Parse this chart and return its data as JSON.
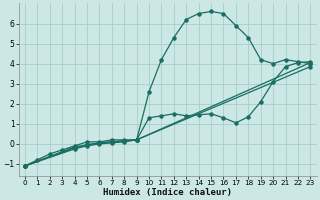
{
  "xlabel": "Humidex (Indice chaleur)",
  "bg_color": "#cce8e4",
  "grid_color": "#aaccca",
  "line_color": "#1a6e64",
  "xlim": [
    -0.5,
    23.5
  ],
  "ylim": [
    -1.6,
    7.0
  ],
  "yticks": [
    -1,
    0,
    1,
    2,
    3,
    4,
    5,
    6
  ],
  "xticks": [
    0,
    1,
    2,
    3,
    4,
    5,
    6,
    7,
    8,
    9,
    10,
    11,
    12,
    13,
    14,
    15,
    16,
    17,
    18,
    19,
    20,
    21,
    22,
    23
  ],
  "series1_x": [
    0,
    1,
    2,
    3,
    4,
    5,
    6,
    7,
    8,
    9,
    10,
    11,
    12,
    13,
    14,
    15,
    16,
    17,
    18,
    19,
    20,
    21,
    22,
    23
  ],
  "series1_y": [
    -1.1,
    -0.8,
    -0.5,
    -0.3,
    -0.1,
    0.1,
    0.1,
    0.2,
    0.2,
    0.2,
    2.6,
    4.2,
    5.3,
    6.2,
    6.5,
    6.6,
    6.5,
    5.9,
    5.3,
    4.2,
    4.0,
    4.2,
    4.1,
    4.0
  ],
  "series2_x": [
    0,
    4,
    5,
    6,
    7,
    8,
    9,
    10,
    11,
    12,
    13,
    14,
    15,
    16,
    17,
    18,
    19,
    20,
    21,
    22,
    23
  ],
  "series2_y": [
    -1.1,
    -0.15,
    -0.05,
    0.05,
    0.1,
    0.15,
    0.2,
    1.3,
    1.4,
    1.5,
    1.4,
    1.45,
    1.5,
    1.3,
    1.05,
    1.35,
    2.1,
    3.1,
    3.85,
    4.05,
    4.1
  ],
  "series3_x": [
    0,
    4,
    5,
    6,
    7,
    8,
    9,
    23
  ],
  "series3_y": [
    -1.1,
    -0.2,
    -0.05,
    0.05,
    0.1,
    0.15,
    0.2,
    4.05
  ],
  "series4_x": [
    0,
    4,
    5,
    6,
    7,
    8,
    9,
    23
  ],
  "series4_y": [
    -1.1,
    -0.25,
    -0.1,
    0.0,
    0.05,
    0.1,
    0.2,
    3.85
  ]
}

::::

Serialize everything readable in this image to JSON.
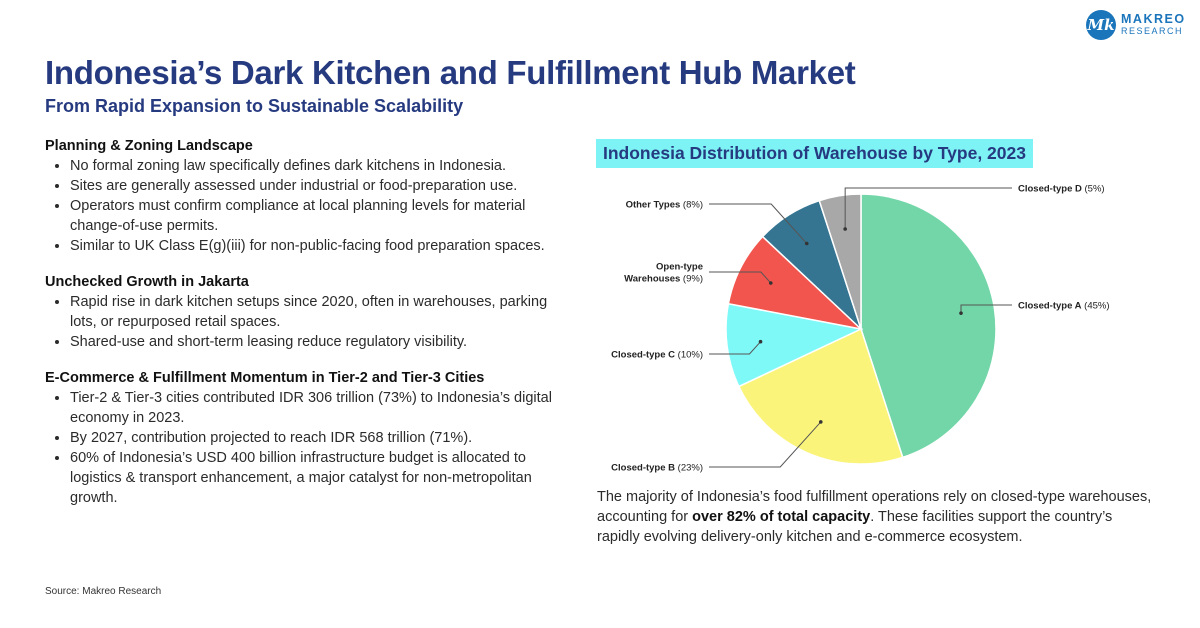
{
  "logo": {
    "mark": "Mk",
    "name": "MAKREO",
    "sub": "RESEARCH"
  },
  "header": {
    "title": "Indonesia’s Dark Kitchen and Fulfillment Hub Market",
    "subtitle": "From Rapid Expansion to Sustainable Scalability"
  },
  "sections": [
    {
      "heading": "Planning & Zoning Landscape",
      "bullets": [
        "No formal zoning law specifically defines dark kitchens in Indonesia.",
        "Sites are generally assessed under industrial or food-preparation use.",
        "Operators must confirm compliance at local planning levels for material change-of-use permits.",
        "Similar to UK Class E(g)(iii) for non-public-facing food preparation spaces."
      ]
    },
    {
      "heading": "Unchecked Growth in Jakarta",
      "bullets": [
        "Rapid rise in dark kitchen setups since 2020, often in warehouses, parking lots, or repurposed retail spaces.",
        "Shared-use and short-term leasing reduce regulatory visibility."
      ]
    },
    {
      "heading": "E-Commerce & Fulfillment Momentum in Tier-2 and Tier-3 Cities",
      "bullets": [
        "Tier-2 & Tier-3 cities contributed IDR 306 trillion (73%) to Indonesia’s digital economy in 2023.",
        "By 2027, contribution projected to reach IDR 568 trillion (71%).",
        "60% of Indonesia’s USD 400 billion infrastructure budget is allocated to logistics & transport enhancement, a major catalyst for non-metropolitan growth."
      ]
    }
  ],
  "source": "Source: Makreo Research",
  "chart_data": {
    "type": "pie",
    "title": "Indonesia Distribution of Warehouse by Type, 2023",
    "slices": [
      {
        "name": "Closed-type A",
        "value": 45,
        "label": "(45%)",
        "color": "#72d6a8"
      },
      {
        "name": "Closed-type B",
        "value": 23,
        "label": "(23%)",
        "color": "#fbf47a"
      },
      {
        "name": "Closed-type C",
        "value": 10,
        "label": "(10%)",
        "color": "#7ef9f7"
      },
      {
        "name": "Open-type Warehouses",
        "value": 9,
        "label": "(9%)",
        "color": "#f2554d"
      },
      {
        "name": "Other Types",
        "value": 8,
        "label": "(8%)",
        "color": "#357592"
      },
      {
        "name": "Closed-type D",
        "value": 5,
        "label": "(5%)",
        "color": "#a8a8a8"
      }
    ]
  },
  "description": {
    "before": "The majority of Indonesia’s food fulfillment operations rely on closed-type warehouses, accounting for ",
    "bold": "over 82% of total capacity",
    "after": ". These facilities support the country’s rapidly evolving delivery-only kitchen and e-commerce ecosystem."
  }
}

::::

* _GOAL_
Copy out every line with the word "value".

* _SOLUTION_
        "value": 45,
        "value": 23,
        "value": 10,
        "value": 9,
        "value": 8,
        "value": 5,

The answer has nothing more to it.